That, however, in no way absolves me from the wise man and fewness of words
part, nor does it cover the flaws of my tendency to make a big splash nearly
every time I'm entering the pool. Face it, beloveds, for those at poolside
dining on dry snacks like potato chips, those big splashes can get very old,
very fast!
I'm
speaking of my own failure here, but I imagine some of it may apply to others'
lives, too. So many wasted words, and at such volume! What is their purpose,
what insecurities do they cover? How many times do I speak as if on stage and
why? To show that I am cool or a big shot or clever or funny? All those things
are ultimately lies and the person I may be trying most to convince is my
pathetically false self.
How many
times do I call it teasing when another is really hurt? How many times do I go
over the top and not even notice, because my focus is really on myself? Even if
I am only futilely trying to overcome my own boredom by creating some
excitement, the message reads frighteningly clear: I am more important, I am a
big deal, I matter more than the people or silences that make me uncomfortable.
None of that is true in the sense I am modeling it. None. So why do I bother?

SOURCE DATA:

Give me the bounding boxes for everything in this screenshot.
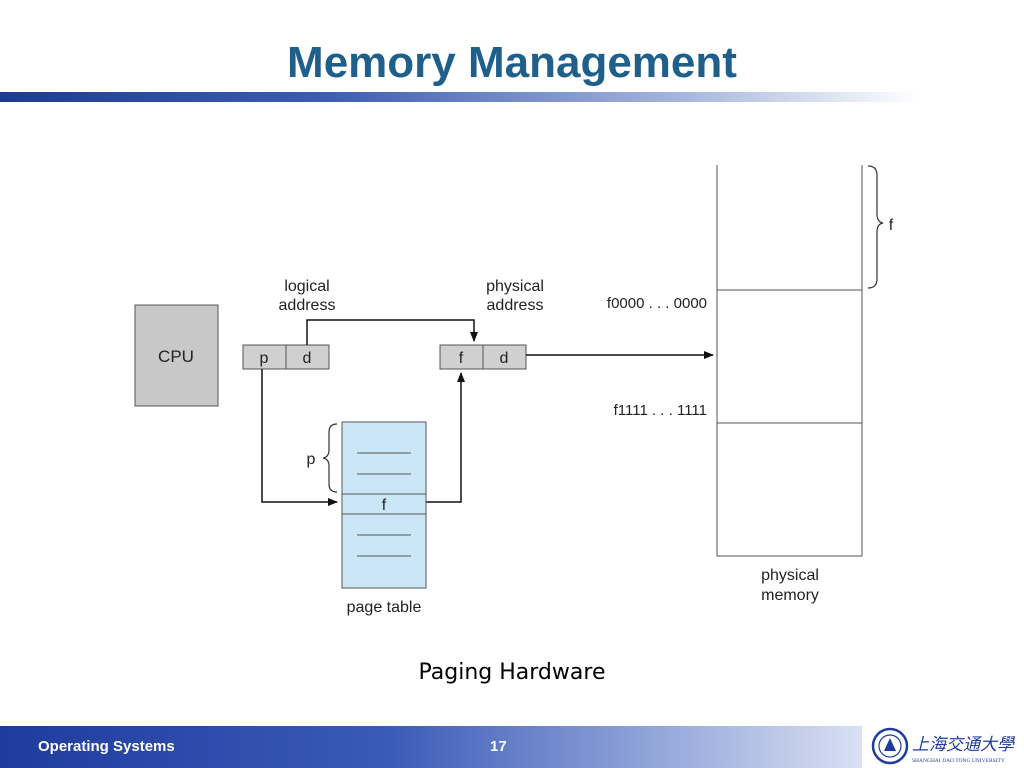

CHALLENGES:
1) In the passage about wasted words, which qualities does the writer suggest they may be trying to show by speaking as if on stage?
2) Can you continue the passage about wasted words past its final line?

RESPONSE LIST:
1)
- cool
- a big shot
- clever
- funny

2)
Why do any of us? These are tough and excellent questions!
The twofold
key is charity and balance. There have been times when I have seen a person-
even been a person- who monopolized a conversation. There have been other times
when I have longed for someone to do so. It requires that mindfulness born of
love and balance to truthfully ascertain whether a situation would profit more from
our silence or our speaking.
But the key
here is "profit more" and the recipients in mind must be others, not
just ourselves. Buffoonery can certainly annoy, but silence can also sometimes
hurt: this person doesn't care about me at all, it's like I didn't even exist.
Somewhere between the extremes lies love, folks, and that is our precarious
goal.
Br. Jerome Leo Hughes, OSB (RIP)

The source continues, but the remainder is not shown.